> _WRITTEN TASK_
Where a line holds "часть", copy it.

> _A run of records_
▬▬▬

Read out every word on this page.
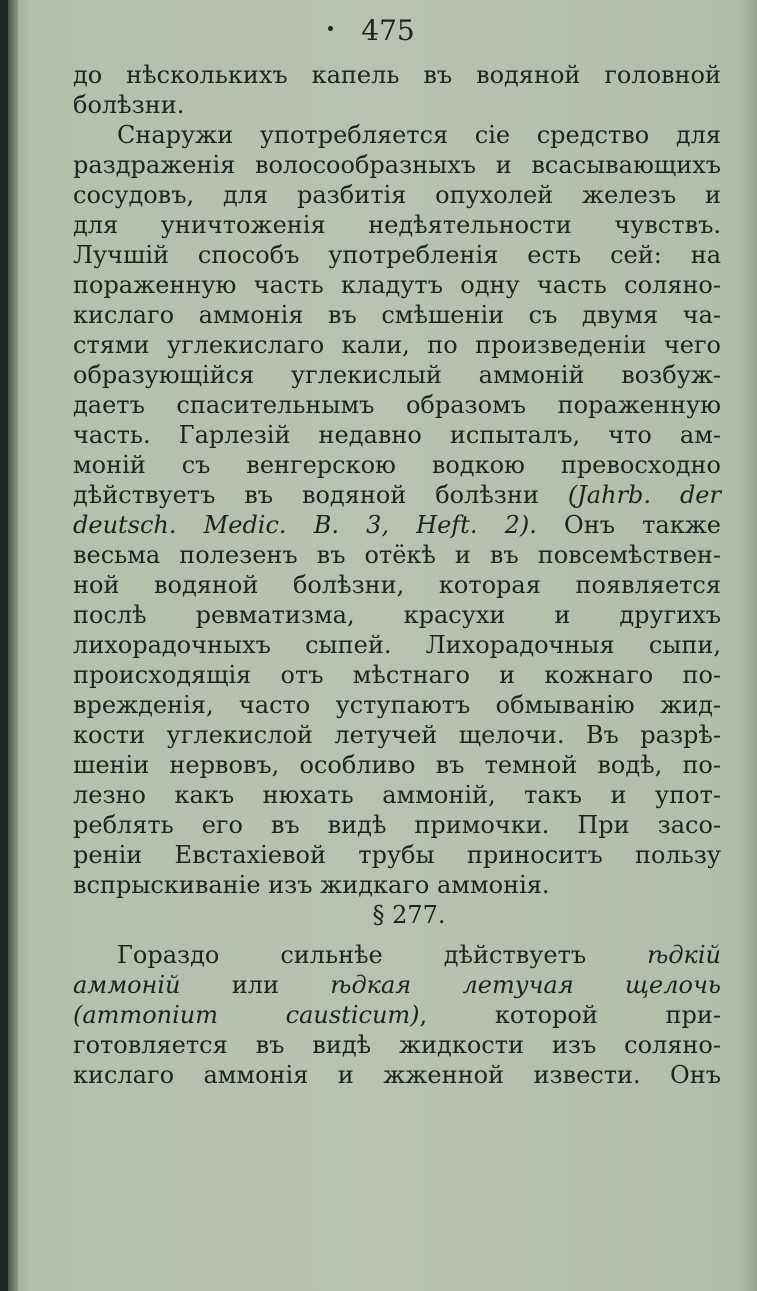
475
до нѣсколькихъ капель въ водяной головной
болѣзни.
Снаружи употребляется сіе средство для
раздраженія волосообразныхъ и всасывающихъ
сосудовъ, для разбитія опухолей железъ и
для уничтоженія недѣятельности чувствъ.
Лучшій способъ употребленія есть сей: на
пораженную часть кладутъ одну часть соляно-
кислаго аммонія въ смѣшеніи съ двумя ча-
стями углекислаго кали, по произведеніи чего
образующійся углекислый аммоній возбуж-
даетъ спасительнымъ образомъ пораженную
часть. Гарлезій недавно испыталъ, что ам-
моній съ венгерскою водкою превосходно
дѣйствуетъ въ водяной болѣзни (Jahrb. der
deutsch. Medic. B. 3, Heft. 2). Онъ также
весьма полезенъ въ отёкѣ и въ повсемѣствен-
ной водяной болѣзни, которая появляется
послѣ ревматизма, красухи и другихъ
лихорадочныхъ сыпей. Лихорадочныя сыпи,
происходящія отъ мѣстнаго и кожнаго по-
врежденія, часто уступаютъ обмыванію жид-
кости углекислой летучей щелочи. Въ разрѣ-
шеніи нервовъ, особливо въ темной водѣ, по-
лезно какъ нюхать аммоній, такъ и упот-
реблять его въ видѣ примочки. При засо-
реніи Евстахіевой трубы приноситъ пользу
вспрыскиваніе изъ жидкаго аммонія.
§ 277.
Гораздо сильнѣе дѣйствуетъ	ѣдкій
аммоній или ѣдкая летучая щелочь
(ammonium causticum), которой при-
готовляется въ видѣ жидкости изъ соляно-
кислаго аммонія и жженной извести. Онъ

▬▬▬

> _PROBLEM SOLUTION_
пораженную часть кладутъ одну часть соляно-
часть. Гарлезій недавно испыталъ, что ам-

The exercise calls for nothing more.